DESCRIPTION OF THE TASK:
Quote all entries in full, exactly.

-----

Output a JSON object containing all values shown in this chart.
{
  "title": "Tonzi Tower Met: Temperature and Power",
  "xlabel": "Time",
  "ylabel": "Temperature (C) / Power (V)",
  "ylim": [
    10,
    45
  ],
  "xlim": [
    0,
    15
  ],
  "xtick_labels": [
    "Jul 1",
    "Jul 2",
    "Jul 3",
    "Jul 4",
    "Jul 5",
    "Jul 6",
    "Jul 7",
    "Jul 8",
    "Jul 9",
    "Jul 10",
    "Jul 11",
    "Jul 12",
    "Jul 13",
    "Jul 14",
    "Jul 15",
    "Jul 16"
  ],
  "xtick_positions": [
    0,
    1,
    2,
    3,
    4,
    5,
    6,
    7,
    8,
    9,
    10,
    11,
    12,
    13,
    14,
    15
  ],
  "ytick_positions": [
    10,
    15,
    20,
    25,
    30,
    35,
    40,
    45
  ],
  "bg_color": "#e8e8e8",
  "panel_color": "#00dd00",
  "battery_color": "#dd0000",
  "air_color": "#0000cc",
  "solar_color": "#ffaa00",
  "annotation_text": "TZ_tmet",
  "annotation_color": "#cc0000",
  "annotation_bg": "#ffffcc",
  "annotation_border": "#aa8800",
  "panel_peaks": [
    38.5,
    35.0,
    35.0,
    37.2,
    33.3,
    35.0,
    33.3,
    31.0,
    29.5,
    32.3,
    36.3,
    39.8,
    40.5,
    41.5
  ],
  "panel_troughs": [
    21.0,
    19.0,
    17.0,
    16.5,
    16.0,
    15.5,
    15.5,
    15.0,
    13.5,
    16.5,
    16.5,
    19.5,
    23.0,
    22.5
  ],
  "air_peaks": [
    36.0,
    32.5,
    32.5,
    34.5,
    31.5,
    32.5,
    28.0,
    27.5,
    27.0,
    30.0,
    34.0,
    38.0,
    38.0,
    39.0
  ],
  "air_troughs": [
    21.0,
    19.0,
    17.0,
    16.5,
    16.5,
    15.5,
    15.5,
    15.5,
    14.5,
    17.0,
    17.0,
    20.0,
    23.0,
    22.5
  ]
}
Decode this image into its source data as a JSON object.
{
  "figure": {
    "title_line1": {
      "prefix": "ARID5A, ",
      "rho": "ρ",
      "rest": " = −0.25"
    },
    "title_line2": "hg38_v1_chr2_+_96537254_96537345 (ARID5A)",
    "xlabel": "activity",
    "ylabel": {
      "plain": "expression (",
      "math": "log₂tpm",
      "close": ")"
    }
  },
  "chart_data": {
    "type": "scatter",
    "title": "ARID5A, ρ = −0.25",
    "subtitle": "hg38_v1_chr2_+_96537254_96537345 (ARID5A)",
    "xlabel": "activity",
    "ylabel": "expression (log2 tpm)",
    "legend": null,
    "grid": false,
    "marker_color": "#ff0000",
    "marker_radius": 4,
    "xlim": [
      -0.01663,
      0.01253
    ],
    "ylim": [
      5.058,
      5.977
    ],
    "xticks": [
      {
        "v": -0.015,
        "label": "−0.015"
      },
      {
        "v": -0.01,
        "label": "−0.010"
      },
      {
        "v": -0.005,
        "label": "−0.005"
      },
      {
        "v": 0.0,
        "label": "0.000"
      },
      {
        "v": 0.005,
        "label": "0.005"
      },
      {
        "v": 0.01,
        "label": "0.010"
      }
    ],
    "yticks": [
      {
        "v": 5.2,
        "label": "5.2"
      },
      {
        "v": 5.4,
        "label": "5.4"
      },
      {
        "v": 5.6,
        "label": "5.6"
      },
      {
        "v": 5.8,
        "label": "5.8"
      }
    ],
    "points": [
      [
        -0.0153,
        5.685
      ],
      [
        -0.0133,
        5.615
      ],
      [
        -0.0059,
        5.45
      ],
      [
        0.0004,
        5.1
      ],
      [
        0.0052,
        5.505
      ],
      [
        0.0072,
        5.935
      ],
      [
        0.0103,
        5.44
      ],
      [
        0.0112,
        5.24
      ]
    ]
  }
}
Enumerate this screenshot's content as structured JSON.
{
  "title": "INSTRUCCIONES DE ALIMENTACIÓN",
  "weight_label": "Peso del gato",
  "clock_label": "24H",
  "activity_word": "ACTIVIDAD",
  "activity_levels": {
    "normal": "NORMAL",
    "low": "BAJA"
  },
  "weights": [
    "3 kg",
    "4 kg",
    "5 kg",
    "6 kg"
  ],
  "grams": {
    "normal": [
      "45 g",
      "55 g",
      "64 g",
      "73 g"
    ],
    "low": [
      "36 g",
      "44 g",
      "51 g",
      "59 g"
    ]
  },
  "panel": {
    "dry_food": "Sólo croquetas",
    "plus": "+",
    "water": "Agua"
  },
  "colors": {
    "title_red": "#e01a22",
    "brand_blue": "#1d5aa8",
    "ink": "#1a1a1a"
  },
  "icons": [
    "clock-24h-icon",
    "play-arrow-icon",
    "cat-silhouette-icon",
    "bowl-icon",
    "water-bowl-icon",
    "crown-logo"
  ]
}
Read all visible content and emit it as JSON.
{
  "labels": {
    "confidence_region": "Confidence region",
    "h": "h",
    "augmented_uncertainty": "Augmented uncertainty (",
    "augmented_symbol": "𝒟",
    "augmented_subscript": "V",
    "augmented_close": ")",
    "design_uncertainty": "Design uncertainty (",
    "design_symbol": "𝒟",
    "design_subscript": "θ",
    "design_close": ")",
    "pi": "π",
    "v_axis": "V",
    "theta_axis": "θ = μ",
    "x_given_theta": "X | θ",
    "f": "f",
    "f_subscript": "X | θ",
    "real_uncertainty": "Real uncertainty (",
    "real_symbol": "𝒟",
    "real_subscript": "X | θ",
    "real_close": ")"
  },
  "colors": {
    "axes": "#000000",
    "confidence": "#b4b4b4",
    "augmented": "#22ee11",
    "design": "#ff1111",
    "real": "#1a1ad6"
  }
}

-----

RESULT OF THIS EXERCISE:
Output a JSON object containing all values shown in this chart.
{
  "title": "Tonzi Tower Met: Temperature and Power",
  "xlabel": "Time",
  "ylabel": "Temperature (C) / Power (V)",
  "ylim": [
    10,
    45
  ],
  "xlim": [
    0,
    15
  ],
  "xtick_labels": [
    "Jul 1",
    "Jul 2",
    "Jul 3",
    "Jul 4",
    "Jul 5",
    "Jul 6",
    "Jul 7",
    "Jul 8",
    "Jul 9",
    "Jul 10",
    "Jul 11",
    "Jul 12",
    "Jul 13",
    "Jul 14",
    "Jul 15",
    "Jul 16"
  ],
  "xtick_positions": [
    0,
    1,
    2,
    3,
    4,
    5,
    6,
    7,
    8,
    9,
    10,
    11,
    12,
    13,
    14,
    15
  ],
  "ytick_positions": [
    10,
    15,
    20,
    25,
    30,
    35,
    40,
    45
  ],
  "bg_color": "#e8e8e8",
  "panel_color": "#00dd00",
  "battery_color": "#dd0000",
  "air_color": "#0000cc",
  "solar_color": "#ffaa00",
  "annotation_text": "TZ_tmet",
  "annotation_color": "#cc0000",
  "annotation_bg": "#ffffcc",
  "annotation_border": "#aa8800",
  "panel_peaks": [
    38.5,
    35.0,
    35.0,
    37.2,
    33.3,
    35.0,
    33.3,
    31.0,
    29.5,
    32.3,
    36.3,
    39.8,
    40.5,
    41.5
  ],
  "panel_troughs": [
    21.0,
    19.0,
    17.0,
    16.5,
    16.0,
    15.5,
    15.5,
    15.0,
    13.5,
    16.5,
    16.5,
    19.5,
    23.0,
    22.5
  ],
  "air_peaks": [
    36.0,
    32.5,
    32.5,
    34.5,
    31.5,
    32.5,
    28.0,
    27.5,
    27.0,
    30.0,
    34.0,
    38.0,
    38.0,
    39.0
  ],
  "air_troughs": [
    21.0,
    19.0,
    17.0,
    16.5,
    16.5,
    15.5,
    15.5,
    15.5,
    14.5,
    17.0,
    17.0,
    20.0,
    23.0,
    22.5
  ]
}
Decode this image into its source data as a JSON object.
{
  "figure": {
    "title_line1": {
      "prefix": "ARID5A, ",
      "rho": "ρ",
      "rest": " = −0.25"
    },
    "title_line2": "hg38_v1_chr2_+_96537254_96537345 (ARID5A)",
    "xlabel": "activity",
    "ylabel": {
      "plain": "expression (",
      "math": "log₂tpm",
      "close": ")"
    }
  },
  "chart_data": {
    "type": "scatter",
    "title": "ARID5A, ρ = −0.25",
    "subtitle": "hg38_v1_chr2_+_96537254_96537345 (ARID5A)",
    "xlabel": "activity",
    "ylabel": "expression (log2 tpm)",
    "legend": null,
    "grid": false,
    "marker_color": "#ff0000",
    "marker_radius": 4,
    "xlim": [
      -0.01663,
      0.01253
    ],
    "ylim": [
      5.058,
      5.977
    ],
    "xticks": [
      {
        "v": -0.015,
        "label": "−0.015"
      },
      {
        "v": -0.01,
        "label": "−0.010"
      },
      {
        "v": -0.005,
        "label": "−0.005"
      },
      {
        "v": 0.0,
        "label": "0.000"
      },
      {
        "v": 0.005,
        "label": "0.005"
      },
      {
        "v": 0.01,
        "label": "0.010"
      }
    ],
    "yticks": [
      {
        "v": 5.2,
        "label": "5.2"
      },
      {
        "v": 5.4,
        "label": "5.4"
      },
      {
        "v": 5.6,
        "label": "5.6"
      },
      {
        "v": 5.8,
        "label": "5.8"
      }
    ],
    "points": [
      [
        -0.0153,
        5.685
      ],
      [
        -0.0133,
        5.615
      ],
      [
        -0.0059,
        5.45
      ],
      [
        0.0004,
        5.1
      ],
      [
        0.0052,
        5.505
      ],
      [
        0.0072,
        5.935
      ],
      [
        0.0103,
        5.44
      ],
      [
        0.0112,
        5.24
      ]
    ]
  }
}
Enumerate this screenshot's content as structured JSON.
{
  "title": "INSTRUCCIONES DE ALIMENTACIÓN",
  "weight_label": "Peso del gato",
  "clock_label": "24H",
  "activity_word": "ACTIVIDAD",
  "activity_levels": {
    "normal": "NORMAL",
    "low": "BAJA"
  },
  "weights": [
    "3 kg",
    "4 kg",
    "5 kg",
    "6 kg"
  ],
  "grams": {
    "normal": [
      "45 g",
      "55 g",
      "64 g",
      "73 g"
    ],
    "low": [
      "36 g",
      "44 g",
      "51 g",
      "59 g"
    ]
  },
  "panel": {
    "dry_food": "Sólo croquetas",
    "plus": "+",
    "water": "Agua"
  },
  "colors": {
    "title_red": "#e01a22",
    "brand_blue": "#1d5aa8",
    "ink": "#1a1a1a"
  },
  "icons": [
    "clock-24h-icon",
    "play-arrow-icon",
    "cat-silhouette-icon",
    "bowl-icon",
    "water-bowl-icon",
    "crown-logo"
  ]
}
Read all visible content and emit it as JSON.
{
  "labels": {
    "confidence_region": "Confidence region",
    "h": "h",
    "augmented_uncertainty": "Augmented uncertainty (",
    "augmented_symbol": "𝒟",
    "augmented_subscript": "V",
    "augmented_close": ")",
    "design_uncertainty": "Design uncertainty (",
    "design_symbol": "𝒟",
    "design_subscript": "θ",
    "design_close": ")",
    "pi": "π",
    "v_axis": "V",
    "theta_axis": "θ = μ",
    "x_given_theta": "X | θ",
    "f": "f",
    "f_subscript": "X | θ",
    "real_uncertainty": "Real uncertainty (",
    "real_symbol": "𝒟",
    "real_subscript": "X | θ",
    "real_close": ")"
  },
  "colors": {
    "axes": "#000000",
    "confidence": "#b4b4b4",
    "augmented": "#22ee11",
    "design": "#ff1111",
    "real": "#1a1ad6"
  }
}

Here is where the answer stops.